TEXT SHOWN>

我們可能會使用與上述類似的方法解決您的其余問題

Split the campaign_name by _ and use explode to get multiple rows for each piece
Left Join on the split campaign name, aliased below as cname_split, and where prod and prod_cat are equal to other for the split campaign names
Instead of using a when/case expression to check for null matches and re-assign the original value we may use coalesce which assigns the first non-null value
Since we have multiple rows for each campaign_name after the explode, we may aggregate, however in the example below, I've used row_number to filter the duplicate entries and order by available product names.

NB. df_match as referenced below was retrieved using

df_match = dictionaryDf.filter(dictionaryDf.function == 'match').drop("function").na.fill("")
df_match.show(truncate=False)

 ------------ ---------------- ------- 
|terms       |product_category|product|
 ------------ ---------------- ------- 
|personalloan|Lending         |UL     |
|emic        |Cards           |EMIC   |
 ------------ ---------------- -------

Code:

from pyspark.sql import functions as F

output_df2 = (
    # Step 1
    output_df.select(
                 "*",
                 F.explode(F.split("campaign_name","_")).alias("cname_split")
             )
    # Step 2
             .join(
                 df_match,
                 (
                     F.col("campaign_name").contains("_") &
                     F.col("cname_split").contains(F.col("terms")) &
                     (F.col("prod") == "other") &
                     (F.col("prod_cat") == "other")
                 ),
                 "left"
             )
    # Step 3
             .select(
                 "campaign_name",
                 F.coalesce("product","prod").alias("prod"),
                 F.coalesce("product_category","prod_cat").alias("prod_cat"),
    # Step 4
                 F.row_number().over(
                     Window.partitionBy("campaign_name")
                           .orderBy(
                               F.col("product").isNull()
                           )
                 ).alias("rn")

PROVIDED RECORDS>

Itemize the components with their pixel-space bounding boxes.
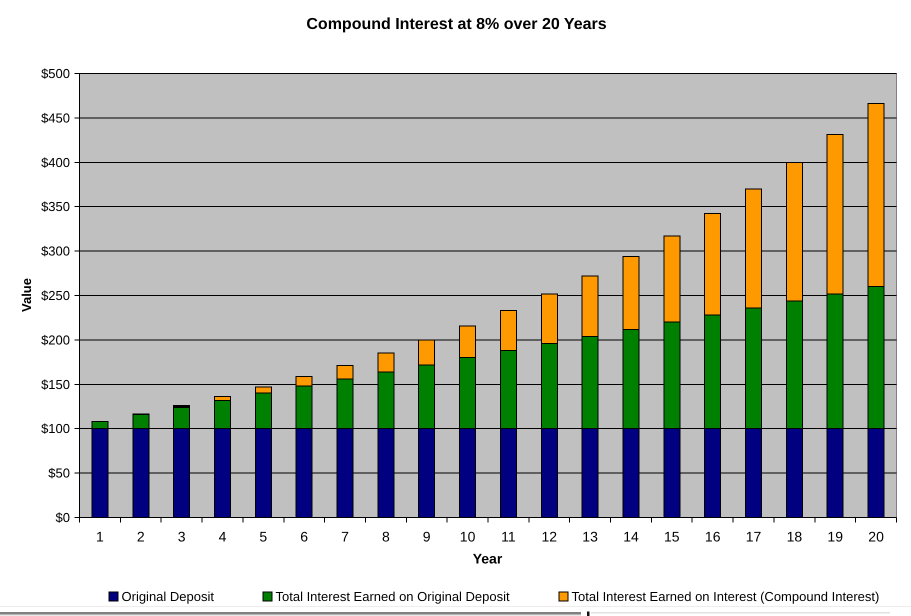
- svg-text:5: 5: [259, 529, 267, 545]
- svg-text:12: 12: [542, 529, 558, 545]
- svg-text:7: 7: [341, 529, 349, 545]
- svg-text:2: 2: [137, 529, 145, 545]
- svg-text:$200: $200: [41, 332, 70, 347]
- svg-text:4: 4: [219, 529, 227, 545]
- svg-text:$300: $300: [41, 244, 70, 259]
- svg-text:Total Interest Earned on Inter: Total Interest Earned on Interest (Compo…: [572, 589, 880, 604]
- svg-text:19: 19: [827, 529, 843, 545]
- svg-text:$100: $100: [41, 421, 70, 436]
- svg-text:$450: $450: [41, 110, 70, 125]
- svg-text:Original Deposit: Original Deposit: [122, 589, 215, 604]
- svg-text:16: 16: [705, 529, 721, 545]
- svg-text:9: 9: [423, 529, 431, 545]
- svg-text:1: 1: [96, 529, 104, 545]
- svg-text:3: 3: [178, 529, 186, 545]
- svg-text:13: 13: [582, 529, 598, 545]
- svg-text:$50: $50: [48, 466, 70, 481]
- svg-text:15: 15: [664, 529, 680, 545]
- svg-text:17: 17: [746, 529, 762, 545]
- svg-text:8: 8: [382, 529, 390, 545]
- svg-text:6: 6: [300, 529, 308, 545]
- svg-text:10: 10: [460, 529, 476, 545]
- svg-text:Year: Year: [473, 551, 503, 567]
- svg-text:Compound Interest at 8% over 2: Compound Interest at 8% over 20 Years: [306, 16, 606, 33]
- svg-text:14: 14: [623, 529, 639, 545]
- svg-text:18: 18: [787, 529, 803, 545]
- svg-text:Value: Value: [19, 278, 34, 312]
- svg-text:$350: $350: [41, 199, 70, 214]
- svg-text:$400: $400: [41, 155, 70, 170]
- svg-text:$0: $0: [56, 510, 70, 525]
- svg-text:$500: $500: [41, 66, 70, 81]
- svg-text:Total Interest Earned on Origi: Total Interest Earned on Original Deposi…: [276, 589, 511, 604]
- svg-text:$250: $250: [41, 288, 70, 303]
- svg-text:11: 11: [501, 529, 516, 545]
- svg-text:20: 20: [868, 529, 884, 545]
- svg-text:$150: $150: [41, 377, 70, 392]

TASK INSTRUCTIONS>
a – Please reproduce the forum answer between "Split the campaign_name" and "df_match.show(truncate=False)", inclusive, substituting "repeated entries" for "duplicate entries".
b – Condense the paragraph of the forum answer that begins "Since we have multiple rows" into one shorter sentence.

PER-TASK ANSWERS>
a –
Split the campaign_name by _ and use explode to get multiple rows for each piece
Left Join on the split campaign name, aliased below as cname_split, and where prod and prod_cat are equal to other for the split campaign names
Instead of using a when/case expression to check for null matches and re-assign the original value we may use coalesce which assigns the first non-null value
Since we have multiple rows for each campaign_name after the explode, we may aggregate, however in the example below, I've used row_number to filter the repeated entries and order by available product names.

NB. df_match as referenced below was retrieved using

df_match = dictionaryDf.filter(dictionaryDf.function == 'match').drop("function").na.fill("")
df_match.show(truncate=False)

b – Because the explode leaves several rows per campaign_name, the rows could be aggregated, but the example uses row_number to filter out duplicate entries and order by available product names.